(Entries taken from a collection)
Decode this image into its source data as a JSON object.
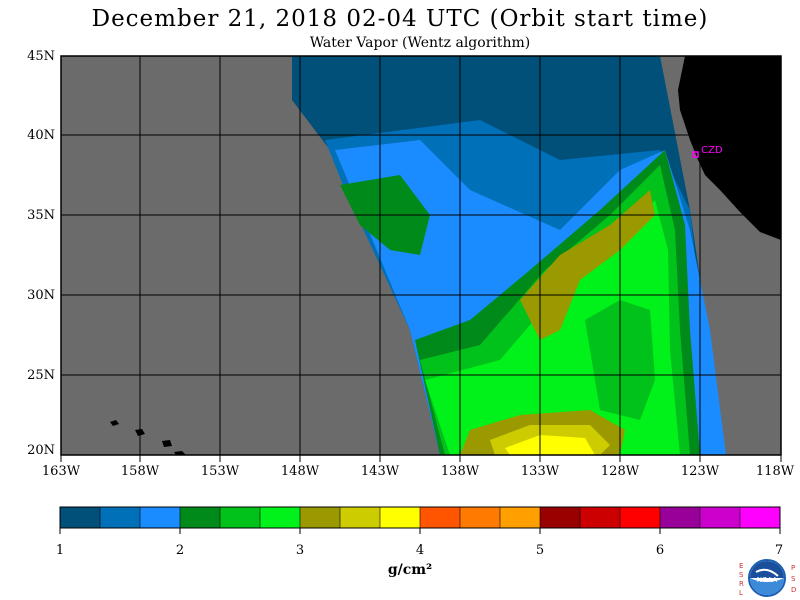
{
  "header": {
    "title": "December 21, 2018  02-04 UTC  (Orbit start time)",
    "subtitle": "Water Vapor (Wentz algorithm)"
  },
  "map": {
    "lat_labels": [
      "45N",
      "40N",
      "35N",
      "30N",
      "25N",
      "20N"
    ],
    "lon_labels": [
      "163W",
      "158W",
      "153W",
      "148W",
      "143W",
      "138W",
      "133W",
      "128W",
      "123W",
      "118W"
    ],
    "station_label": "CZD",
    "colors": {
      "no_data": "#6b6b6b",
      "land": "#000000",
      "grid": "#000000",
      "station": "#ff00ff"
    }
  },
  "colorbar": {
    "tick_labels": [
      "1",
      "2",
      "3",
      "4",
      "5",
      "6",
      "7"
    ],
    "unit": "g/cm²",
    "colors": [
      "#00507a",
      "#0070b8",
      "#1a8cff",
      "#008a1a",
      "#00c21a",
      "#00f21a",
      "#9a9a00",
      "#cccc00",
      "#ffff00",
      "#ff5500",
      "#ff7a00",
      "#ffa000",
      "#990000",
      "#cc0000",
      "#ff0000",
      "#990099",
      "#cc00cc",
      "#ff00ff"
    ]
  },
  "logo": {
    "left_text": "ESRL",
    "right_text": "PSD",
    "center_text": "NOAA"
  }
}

## Exercise requirements
Give the data above again in full and unchanged, skipping the pictures.

## Finished answer
Decode this image into its source data as a JSON object.
{
  "header": {
    "title": "December 21, 2018  02-04 UTC  (Orbit start time)",
    "subtitle": "Water Vapor (Wentz algorithm)"
  },
  "map": {
    "lat_labels": [
      "45N",
      "40N",
      "35N",
      "30N",
      "25N",
      "20N"
    ],
    "lon_labels": [
      "163W",
      "158W",
      "153W",
      "148W",
      "143W",
      "138W",
      "133W",
      "128W",
      "123W",
      "118W"
    ],
    "station_label": "CZD",
    "colors": {
      "no_data": "#6b6b6b",
      "land": "#000000",
      "grid": "#000000",
      "station": "#ff00ff"
    }
  },
  "colorbar": {
    "tick_labels": [
      "1",
      "2",
      "3",
      "4",
      "5",
      "6",
      "7"
    ],
    "unit": "g/cm²",
    "colors": [
      "#00507a",
      "#0070b8",
      "#1a8cff",
      "#008a1a",
      "#00c21a",
      "#00f21a",
      "#9a9a00",
      "#cccc00",
      "#ffff00",
      "#ff5500",
      "#ff7a00",
      "#ffa000",
      "#990000",
      "#cc0000",
      "#ff0000",
      "#990099",
      "#cc00cc",
      "#ff00ff"
    ]
  },
  "logo": {
    "left_text": "ESRL",
    "right_text": "PSD",
    "center_text": "NOAA"
  }
}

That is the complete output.